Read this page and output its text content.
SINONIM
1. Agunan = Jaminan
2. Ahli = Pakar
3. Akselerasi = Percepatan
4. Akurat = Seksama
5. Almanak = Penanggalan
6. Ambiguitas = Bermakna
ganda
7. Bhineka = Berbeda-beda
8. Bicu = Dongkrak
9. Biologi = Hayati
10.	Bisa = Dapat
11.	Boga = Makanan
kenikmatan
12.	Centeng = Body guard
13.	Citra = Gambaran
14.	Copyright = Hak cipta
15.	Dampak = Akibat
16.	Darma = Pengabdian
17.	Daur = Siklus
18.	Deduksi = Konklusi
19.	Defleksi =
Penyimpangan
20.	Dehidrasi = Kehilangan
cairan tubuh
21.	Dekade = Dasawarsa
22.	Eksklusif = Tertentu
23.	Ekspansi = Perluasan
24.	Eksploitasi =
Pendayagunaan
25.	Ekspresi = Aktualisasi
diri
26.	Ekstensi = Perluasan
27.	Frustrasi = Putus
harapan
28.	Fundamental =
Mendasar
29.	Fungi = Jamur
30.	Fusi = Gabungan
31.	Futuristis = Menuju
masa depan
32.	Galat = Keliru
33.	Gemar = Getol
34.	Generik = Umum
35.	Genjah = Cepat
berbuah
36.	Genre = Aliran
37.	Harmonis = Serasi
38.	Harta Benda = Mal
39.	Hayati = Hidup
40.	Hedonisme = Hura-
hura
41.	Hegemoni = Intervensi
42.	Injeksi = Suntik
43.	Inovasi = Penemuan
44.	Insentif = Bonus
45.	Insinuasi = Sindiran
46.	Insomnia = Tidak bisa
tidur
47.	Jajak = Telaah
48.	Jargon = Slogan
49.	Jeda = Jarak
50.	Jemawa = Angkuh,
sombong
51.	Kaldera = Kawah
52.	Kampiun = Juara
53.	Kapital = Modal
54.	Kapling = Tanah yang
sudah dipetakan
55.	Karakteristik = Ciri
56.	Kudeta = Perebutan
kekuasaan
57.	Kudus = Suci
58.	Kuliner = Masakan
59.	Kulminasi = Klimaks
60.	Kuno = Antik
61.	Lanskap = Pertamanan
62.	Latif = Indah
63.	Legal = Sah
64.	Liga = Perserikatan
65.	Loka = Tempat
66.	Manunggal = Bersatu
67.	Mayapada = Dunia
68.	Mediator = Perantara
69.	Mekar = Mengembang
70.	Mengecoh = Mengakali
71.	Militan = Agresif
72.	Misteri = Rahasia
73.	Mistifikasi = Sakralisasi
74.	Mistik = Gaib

+++

**TASK BRIEF:** Copy out the whole listing exactly; please set it all down.

**CORRECT RESPONSE:**
Read this page and output its text content.
SINONIM
1. Agunan = Jaminan
2. Ahli = Pakar
3. Akselerasi = Percepatan
4. Akurat = Seksama
5. Almanak = Penanggalan
6. Ambiguitas = Bermakna
ganda
7. Bhineka = Berbeda-beda
8. Bicu = Dongkrak
9. Biologi = Hayati
10.	Bisa = Dapat
11.	Boga = Makanan
kenikmatan
12.	Centeng = Body guard
13.	Citra = Gambaran
14.	Copyright = Hak cipta
15.	Dampak = Akibat
16.	Darma = Pengabdian
17.	Daur = Siklus
18.	Deduksi = Konklusi
19.	Defleksi =
Penyimpangan
20.	Dehidrasi = Kehilangan
cairan tubuh
21.	Dekade = Dasawarsa
22.	Eksklusif = Tertentu
23.	Ekspansi = Perluasan
24.	Eksploitasi =
Pendayagunaan
25.	Ekspresi = Aktualisasi
diri
26.	Ekstensi = Perluasan
27.	Frustrasi = Putus
harapan
28.	Fundamental =
Mendasar
29.	Fungi = Jamur
30.	Fusi = Gabungan
31.	Futuristis = Menuju
masa depan
32.	Galat = Keliru
33.	Gemar = Getol
34.	Generik = Umum
35.	Genjah = Cepat
berbuah
36.	Genre = Aliran
37.	Harmonis = Serasi
38.	Harta Benda = Mal
39.	Hayati = Hidup
40.	Hedonisme = Hura-
hura
41.	Hegemoni = Intervensi
42.	Injeksi = Suntik
43.	Inovasi = Penemuan
44.	Insentif = Bonus
45.	Insinuasi = Sindiran
46.	Insomnia = Tidak bisa
tidur
47.	Jajak = Telaah
48.	Jargon = Slogan
49.	Jeda = Jarak
50.	Jemawa = Angkuh,
sombong
51.	Kaldera = Kawah
52.	Kampiun = Juara
53.	Kapital = Modal
54.	Kapling = Tanah yang
sudah dipetakan
55.	Karakteristik = Ciri
56.	Kudeta = Perebutan
kekuasaan
57.	Kudus = Suci
58.	Kuliner = Masakan
59.	Kulminasi = Klimaks
60.	Kuno = Antik
61.	Lanskap = Pertamanan
62.	Latif = Indah
63.	Legal = Sah
64.	Liga = Perserikatan
65.	Loka = Tempat
66.	Manunggal = Bersatu
67.	Mayapada = Dunia
68.	Mediator = Perantara
69.	Mekar = Mengembang
70.	Mengecoh = Mengakali
71.	Militan = Agresif
72.	Misteri = Rahasia
73.	Mistifikasi = Sakralisasi
74.	Mistik = Gaib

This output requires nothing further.